### Exercise inputs

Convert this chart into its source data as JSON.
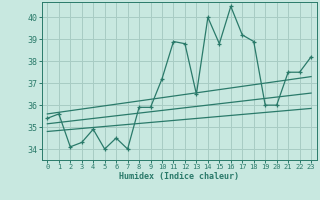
{
  "title": "",
  "xlabel": "Humidex (Indice chaleur)",
  "bg_color": "#c8e8e0",
  "grid_color": "#a8ccc4",
  "line_color": "#2a7a6a",
  "xlim": [
    -0.5,
    23.5
  ],
  "ylim": [
    33.5,
    40.7
  ],
  "xticks": [
    0,
    1,
    2,
    3,
    4,
    5,
    6,
    7,
    8,
    9,
    10,
    11,
    12,
    13,
    14,
    15,
    16,
    17,
    18,
    19,
    20,
    21,
    22,
    23
  ],
  "yticks": [
    34,
    35,
    36,
    37,
    38,
    39,
    40
  ],
  "main_x": [
    0,
    1,
    2,
    3,
    4,
    5,
    6,
    7,
    8,
    9,
    10,
    11,
    12,
    13,
    14,
    15,
    16,
    17,
    18,
    19,
    20,
    21,
    22,
    23
  ],
  "main_y": [
    35.4,
    35.6,
    34.1,
    34.3,
    34.9,
    34.0,
    34.5,
    34.0,
    35.9,
    35.9,
    37.2,
    38.9,
    38.8,
    36.5,
    40.0,
    38.8,
    40.5,
    39.2,
    38.9,
    36.0,
    36.0,
    37.5,
    37.5,
    38.2
  ],
  "trend1_x": [
    0,
    23
  ],
  "trend1_y": [
    35.6,
    37.3
  ],
  "trend2_x": [
    0,
    23
  ],
  "trend2_y": [
    34.8,
    35.85
  ],
  "trend3_x": [
    0,
    23
  ],
  "trend3_y": [
    35.15,
    36.55
  ]
}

######

Exercise. Excluding the pictures, restate the records above word for word.

Correct result.
Convert this chart into its source data as JSON.
{
  "title": "",
  "xlabel": "Humidex (Indice chaleur)",
  "bg_color": "#c8e8e0",
  "grid_color": "#a8ccc4",
  "line_color": "#2a7a6a",
  "xlim": [
    -0.5,
    23.5
  ],
  "ylim": [
    33.5,
    40.7
  ],
  "xticks": [
    0,
    1,
    2,
    3,
    4,
    5,
    6,
    7,
    8,
    9,
    10,
    11,
    12,
    13,
    14,
    15,
    16,
    17,
    18,
    19,
    20,
    21,
    22,
    23
  ],
  "yticks": [
    34,
    35,
    36,
    37,
    38,
    39,
    40
  ],
  "main_x": [
    0,
    1,
    2,
    3,
    4,
    5,
    6,
    7,
    8,
    9,
    10,
    11,
    12,
    13,
    14,
    15,
    16,
    17,
    18,
    19,
    20,
    21,
    22,
    23
  ],
  "main_y": [
    35.4,
    35.6,
    34.1,
    34.3,
    34.9,
    34.0,
    34.5,
    34.0,
    35.9,
    35.9,
    37.2,
    38.9,
    38.8,
    36.5,
    40.0,
    38.8,
    40.5,
    39.2,
    38.9,
    36.0,
    36.0,
    37.5,
    37.5,
    38.2
  ],
  "trend1_x": [
    0,
    23
  ],
  "trend1_y": [
    35.6,
    37.3
  ],
  "trend2_x": [
    0,
    23
  ],
  "trend2_y": [
    34.8,
    35.85
  ],
  "trend3_x": [
    0,
    23
  ],
  "trend3_y": [
    35.15,
    36.55
  ]
}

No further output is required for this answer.